[Records contained in a dataset]
* START *
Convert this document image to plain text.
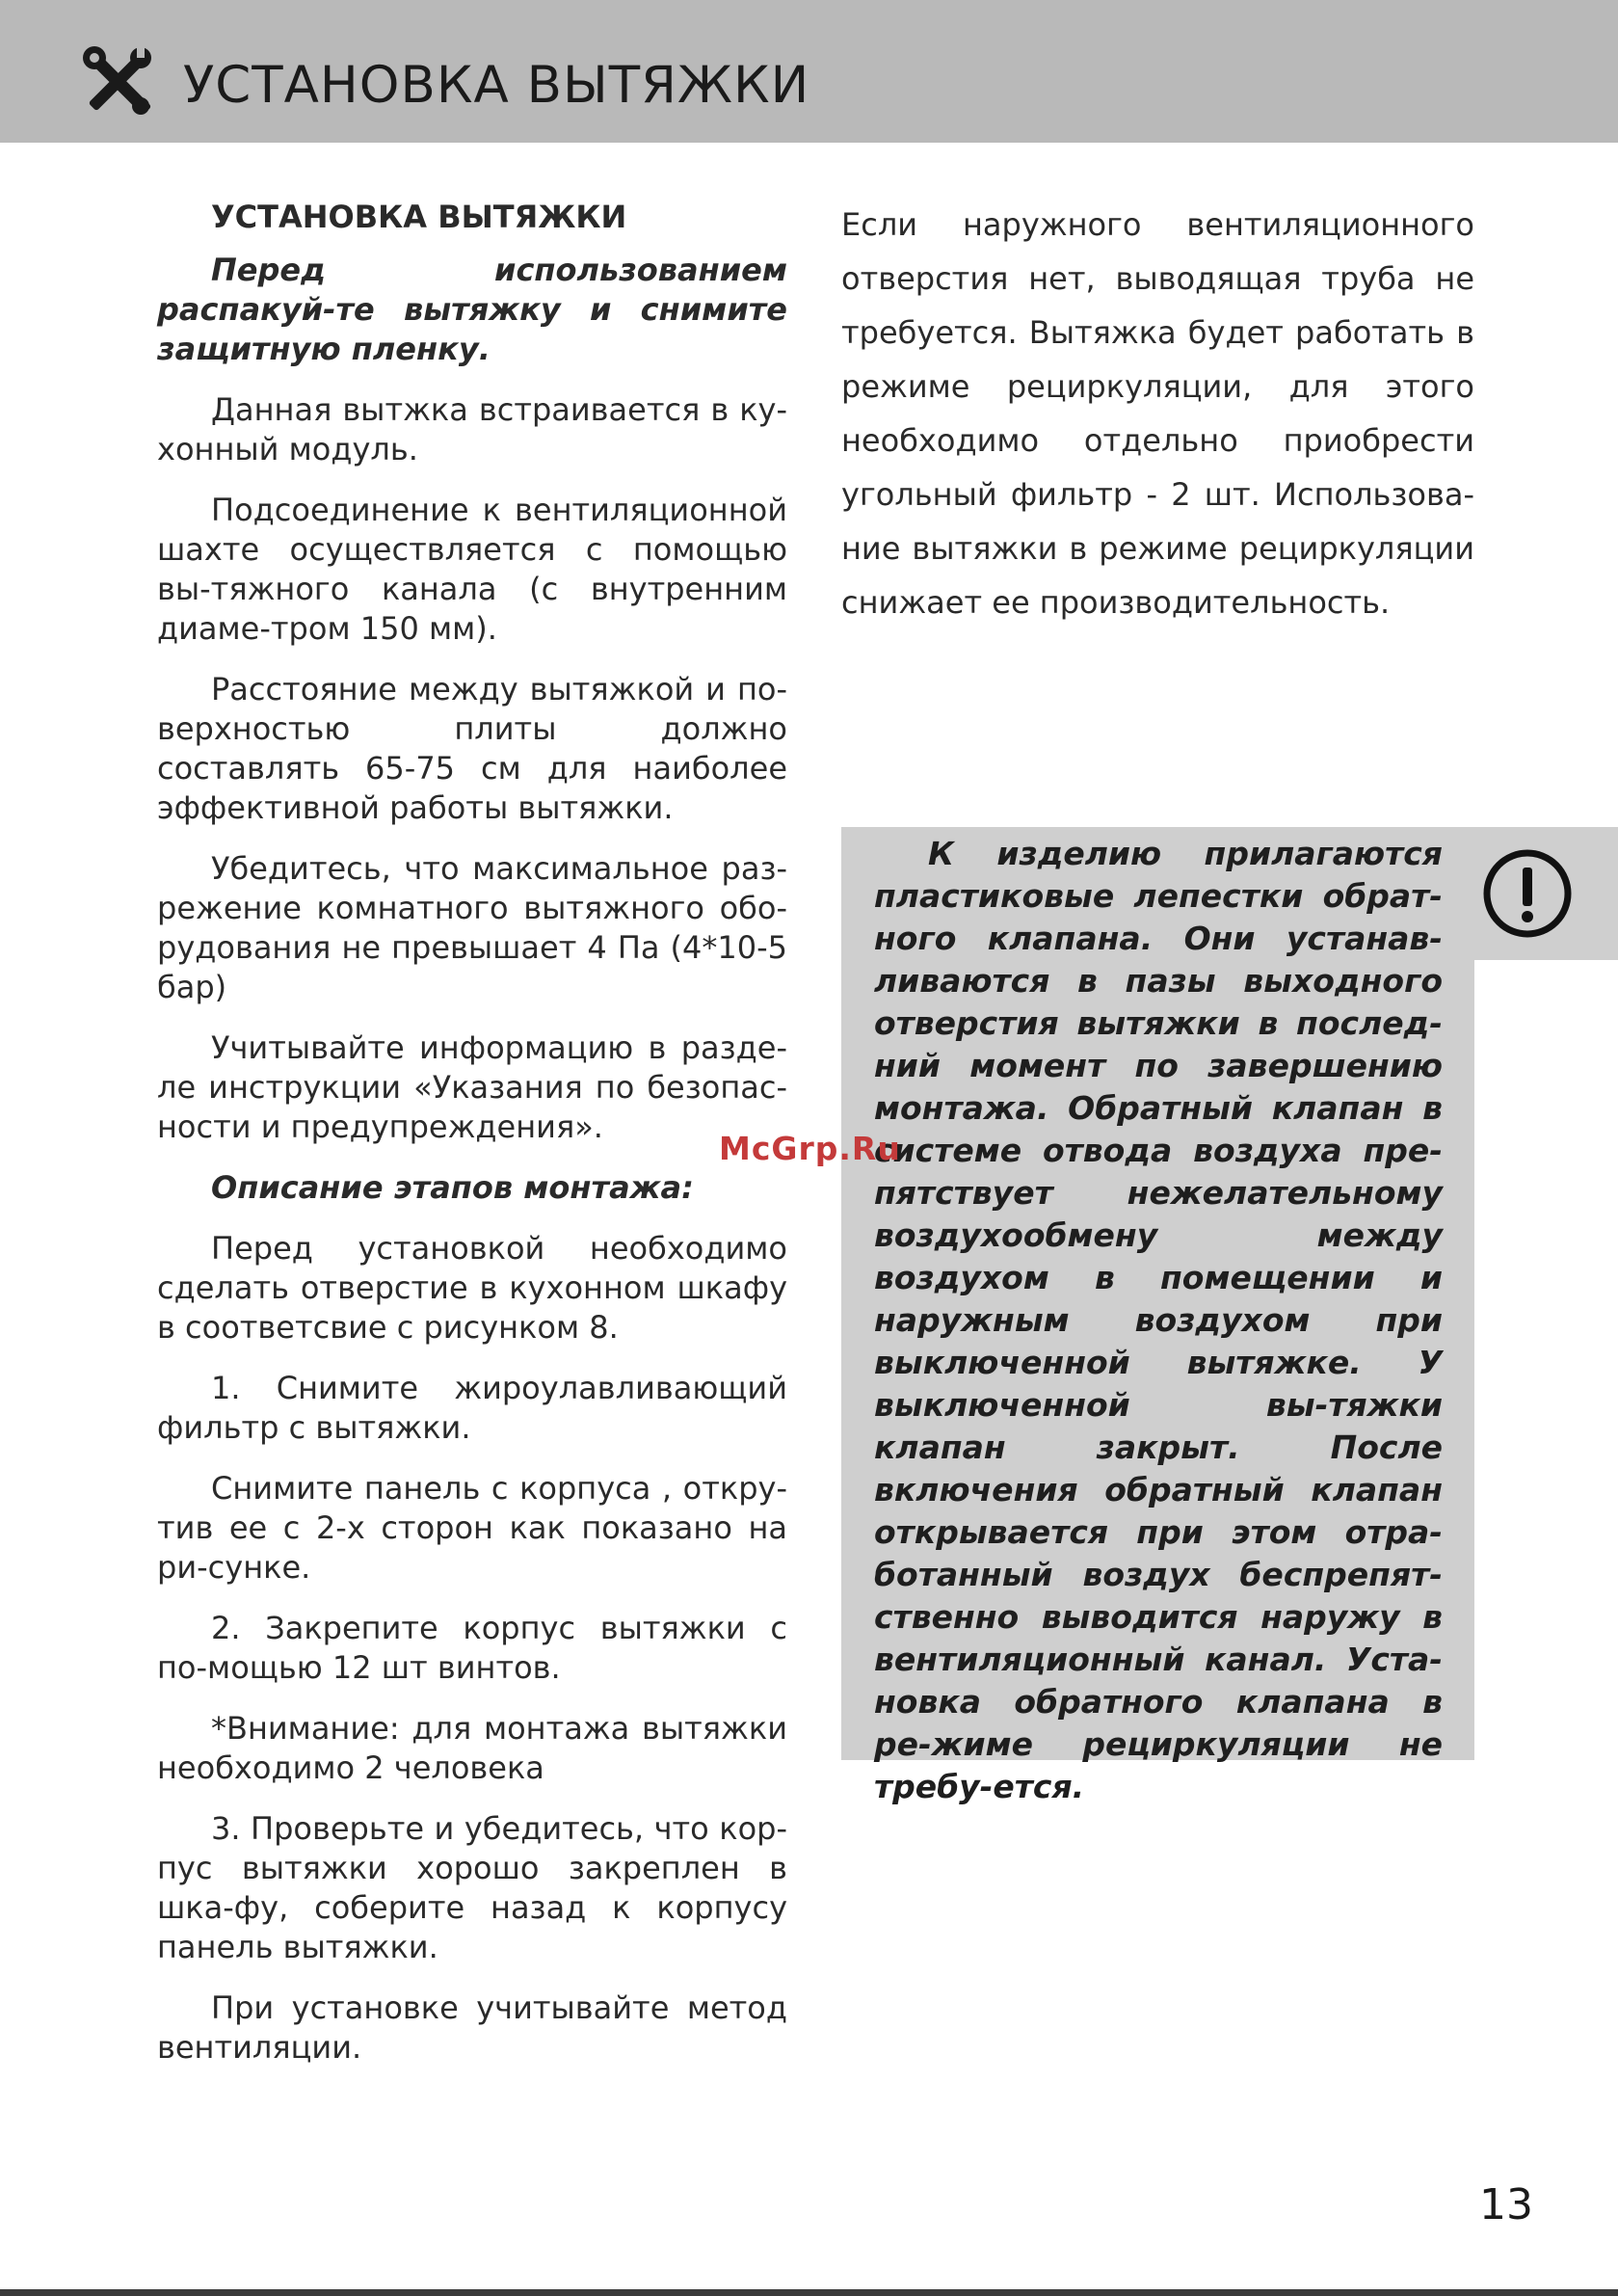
УСТАНОВКА ВЫТЯЖКИ
УСТАНОВКА ВЫТЯЖКИ

Перед использованием распакуй-те вытяжку и снимите защитную пленку.

Данная вытжка встраивается в ку-хонный модуль.

Подсоединение к вентиляционной шахте осуществляется с помощью вы-тяжного канала (с внутренним диаме-тром 150 мм).

Расстояние между вытяжкой и по-верхностью плиты должно составлять 65-75 см для наиболее эффективной работы вытяжки.

Убедитесь, что максимальное раз-режение комнатного вытяжного обо-рудования не превышает 4 Па (4*10-5 бар)

Учитывайте информацию в разде-ле инструкции «Указания по безопас-ности и предупреждения».

Описание этапов монтажа:

Перед установкой необходимо сделать отверстие в кухонном шкафу в соответсвие с рисунком 8.

1. Снимите жироулавливающий фильтр с вытяжки.

Снимите панель с корпуса , откру-тив ее с 2-х сторон как показано на ри-сунке.

2. Закрепите корпус вытяжки с по-мощью 12 шт винтов.

*Внимание: для монтажа вытяжки необходимо 2 человека

3. Проверьте и убедитесь, что кор-пус вытяжки хорошо закреплен в шка-фу, соберите назад к корпусу панель вытяжки.

При установке учитывайте метод вентиляции.

Если наружного вентиляционного отверстия нет, выводящая труба не требуется. Вытяжка будет работать в режиме рециркуляции, для этого необходимо отдельно приобрести угольный фильтр - 2 шт. Использова-ние вытяжки в режиме рециркуляции снижает ее производительность.

К изделию прилагаются пластиковые лепестки обрат-ного клапана. Они устанав-ливаются в пазы выходного отверстия вытяжки в послед-ний момент по завершению монтажа. Обратный клапан в системе отвода воздуха пре-пятствует нежелательному воздухообмену между воздухом в помещении и наружным воздухом при выключенной вытяжке. У выключенной вы-тяжки клапан закрыт. После включения обратный клапан открывается при этом отра-ботанный воздух беспрепят-ственно выводится наружу в вентиляционный канал. Уста-новка обратного клапана в ре-жиме рециркуляции не требу-ется.

McGrp.Ru
13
* END *
What you have to do: List each line holding the string "Перед".

Solution to this problem:
Перед использованием распакуй-те вытяжку и снимите защитную пленку.
Перед установкой необходимо сделать отверстие в кухонном шкафу в соответсвие с рисунком 8.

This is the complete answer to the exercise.